[WHAT YOU ARE ASKED TO DO]:
Tally every line of the material that includes "name", then give the tally and nothing else.

+++ DATA ENTRIES +++

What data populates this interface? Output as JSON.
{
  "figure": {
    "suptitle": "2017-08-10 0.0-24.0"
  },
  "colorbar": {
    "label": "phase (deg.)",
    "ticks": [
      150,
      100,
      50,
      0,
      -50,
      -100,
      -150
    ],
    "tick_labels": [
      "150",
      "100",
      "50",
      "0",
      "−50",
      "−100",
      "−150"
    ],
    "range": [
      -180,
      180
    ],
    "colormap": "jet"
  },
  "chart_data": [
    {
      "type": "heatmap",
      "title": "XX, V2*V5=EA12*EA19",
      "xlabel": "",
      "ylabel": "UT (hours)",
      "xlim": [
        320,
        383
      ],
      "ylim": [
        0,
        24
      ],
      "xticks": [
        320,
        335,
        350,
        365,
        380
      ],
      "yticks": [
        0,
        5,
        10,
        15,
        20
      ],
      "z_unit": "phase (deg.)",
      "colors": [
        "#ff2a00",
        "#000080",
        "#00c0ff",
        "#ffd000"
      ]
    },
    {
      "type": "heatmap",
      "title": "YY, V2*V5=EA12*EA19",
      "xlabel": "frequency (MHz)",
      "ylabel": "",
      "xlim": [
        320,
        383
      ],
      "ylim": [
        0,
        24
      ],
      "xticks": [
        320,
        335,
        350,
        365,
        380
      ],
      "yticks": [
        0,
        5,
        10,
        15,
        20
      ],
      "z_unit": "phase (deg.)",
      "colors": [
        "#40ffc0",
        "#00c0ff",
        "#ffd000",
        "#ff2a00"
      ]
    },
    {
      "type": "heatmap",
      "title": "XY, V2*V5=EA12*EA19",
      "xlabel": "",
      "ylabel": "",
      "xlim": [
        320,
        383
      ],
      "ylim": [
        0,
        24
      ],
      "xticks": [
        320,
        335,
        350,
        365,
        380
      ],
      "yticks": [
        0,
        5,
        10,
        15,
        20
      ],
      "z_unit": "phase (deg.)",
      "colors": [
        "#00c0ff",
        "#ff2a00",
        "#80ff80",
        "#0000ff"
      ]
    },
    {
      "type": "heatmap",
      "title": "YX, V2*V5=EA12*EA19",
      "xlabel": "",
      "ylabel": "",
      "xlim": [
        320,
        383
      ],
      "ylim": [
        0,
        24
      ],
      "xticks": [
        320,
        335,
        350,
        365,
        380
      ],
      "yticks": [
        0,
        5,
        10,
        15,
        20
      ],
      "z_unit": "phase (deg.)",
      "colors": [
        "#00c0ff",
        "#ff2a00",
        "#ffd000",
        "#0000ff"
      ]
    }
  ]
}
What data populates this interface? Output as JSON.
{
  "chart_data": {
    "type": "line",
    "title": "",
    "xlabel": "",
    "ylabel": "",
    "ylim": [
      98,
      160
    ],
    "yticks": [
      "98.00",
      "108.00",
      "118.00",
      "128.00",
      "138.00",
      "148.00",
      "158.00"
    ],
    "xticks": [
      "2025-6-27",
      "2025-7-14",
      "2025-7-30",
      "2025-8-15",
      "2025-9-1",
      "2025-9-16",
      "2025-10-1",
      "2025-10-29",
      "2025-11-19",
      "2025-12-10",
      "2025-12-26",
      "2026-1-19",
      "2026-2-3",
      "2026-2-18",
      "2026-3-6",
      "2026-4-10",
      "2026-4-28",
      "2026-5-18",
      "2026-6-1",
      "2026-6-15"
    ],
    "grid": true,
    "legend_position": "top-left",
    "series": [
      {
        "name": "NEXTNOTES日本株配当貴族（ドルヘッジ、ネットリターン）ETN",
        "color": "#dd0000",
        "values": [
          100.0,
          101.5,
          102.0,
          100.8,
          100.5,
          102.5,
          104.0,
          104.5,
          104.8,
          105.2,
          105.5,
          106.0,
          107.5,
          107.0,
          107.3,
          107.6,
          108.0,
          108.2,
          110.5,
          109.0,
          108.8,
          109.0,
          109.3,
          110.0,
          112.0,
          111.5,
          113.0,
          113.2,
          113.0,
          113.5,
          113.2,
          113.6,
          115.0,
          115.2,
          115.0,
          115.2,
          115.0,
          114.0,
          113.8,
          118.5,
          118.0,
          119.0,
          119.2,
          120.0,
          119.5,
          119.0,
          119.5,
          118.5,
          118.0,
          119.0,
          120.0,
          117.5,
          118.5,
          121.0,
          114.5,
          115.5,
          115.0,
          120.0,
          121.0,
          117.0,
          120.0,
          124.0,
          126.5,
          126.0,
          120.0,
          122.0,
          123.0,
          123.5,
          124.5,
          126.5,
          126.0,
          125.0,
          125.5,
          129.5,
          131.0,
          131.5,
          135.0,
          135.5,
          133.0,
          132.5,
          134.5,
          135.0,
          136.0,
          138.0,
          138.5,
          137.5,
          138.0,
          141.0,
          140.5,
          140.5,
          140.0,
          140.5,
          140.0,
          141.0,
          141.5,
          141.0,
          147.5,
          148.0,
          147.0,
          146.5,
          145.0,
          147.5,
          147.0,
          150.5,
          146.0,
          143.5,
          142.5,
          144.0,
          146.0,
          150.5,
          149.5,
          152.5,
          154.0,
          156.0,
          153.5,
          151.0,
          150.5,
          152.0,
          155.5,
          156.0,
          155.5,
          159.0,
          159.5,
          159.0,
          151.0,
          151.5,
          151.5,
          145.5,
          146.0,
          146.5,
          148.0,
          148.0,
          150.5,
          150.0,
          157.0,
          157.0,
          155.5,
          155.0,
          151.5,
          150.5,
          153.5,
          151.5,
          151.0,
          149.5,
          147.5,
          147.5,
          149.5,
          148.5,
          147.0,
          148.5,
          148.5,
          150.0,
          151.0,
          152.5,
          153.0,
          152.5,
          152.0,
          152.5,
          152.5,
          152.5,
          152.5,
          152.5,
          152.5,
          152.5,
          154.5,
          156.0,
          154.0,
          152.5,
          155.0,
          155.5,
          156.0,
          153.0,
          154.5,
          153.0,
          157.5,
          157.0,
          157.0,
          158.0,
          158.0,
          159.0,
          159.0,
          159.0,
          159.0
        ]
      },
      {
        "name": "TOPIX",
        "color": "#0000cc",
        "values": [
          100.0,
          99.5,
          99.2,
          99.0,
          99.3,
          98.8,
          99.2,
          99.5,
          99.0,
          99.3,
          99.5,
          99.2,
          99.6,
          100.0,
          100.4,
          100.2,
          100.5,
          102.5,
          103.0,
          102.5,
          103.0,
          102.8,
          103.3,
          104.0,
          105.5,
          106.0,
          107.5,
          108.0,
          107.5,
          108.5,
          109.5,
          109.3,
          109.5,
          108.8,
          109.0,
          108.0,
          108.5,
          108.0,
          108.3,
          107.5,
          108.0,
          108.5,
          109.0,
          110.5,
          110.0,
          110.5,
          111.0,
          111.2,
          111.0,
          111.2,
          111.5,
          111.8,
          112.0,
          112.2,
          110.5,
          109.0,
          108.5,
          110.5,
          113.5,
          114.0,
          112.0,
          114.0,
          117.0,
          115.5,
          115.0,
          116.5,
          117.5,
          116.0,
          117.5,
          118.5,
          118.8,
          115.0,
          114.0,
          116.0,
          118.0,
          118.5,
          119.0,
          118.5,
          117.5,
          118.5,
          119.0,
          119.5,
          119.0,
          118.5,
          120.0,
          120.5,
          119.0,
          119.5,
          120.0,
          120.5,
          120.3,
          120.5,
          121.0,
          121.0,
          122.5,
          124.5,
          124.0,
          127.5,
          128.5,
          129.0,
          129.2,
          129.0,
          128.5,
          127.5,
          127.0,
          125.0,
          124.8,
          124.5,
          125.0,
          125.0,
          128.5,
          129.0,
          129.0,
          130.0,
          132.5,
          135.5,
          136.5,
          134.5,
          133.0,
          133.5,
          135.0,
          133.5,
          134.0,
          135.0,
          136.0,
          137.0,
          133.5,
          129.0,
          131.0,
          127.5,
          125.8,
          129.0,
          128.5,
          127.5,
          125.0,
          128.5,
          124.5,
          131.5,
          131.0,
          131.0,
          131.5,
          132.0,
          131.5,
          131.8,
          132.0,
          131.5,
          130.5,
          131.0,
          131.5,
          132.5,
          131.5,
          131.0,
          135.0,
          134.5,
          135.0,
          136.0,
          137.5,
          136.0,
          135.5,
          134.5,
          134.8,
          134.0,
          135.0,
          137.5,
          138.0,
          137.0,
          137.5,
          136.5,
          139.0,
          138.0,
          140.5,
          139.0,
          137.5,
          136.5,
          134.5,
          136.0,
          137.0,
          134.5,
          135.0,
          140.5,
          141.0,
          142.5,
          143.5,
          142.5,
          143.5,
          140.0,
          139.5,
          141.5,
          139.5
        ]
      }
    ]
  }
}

+++

[TASK RESPONSE]:
2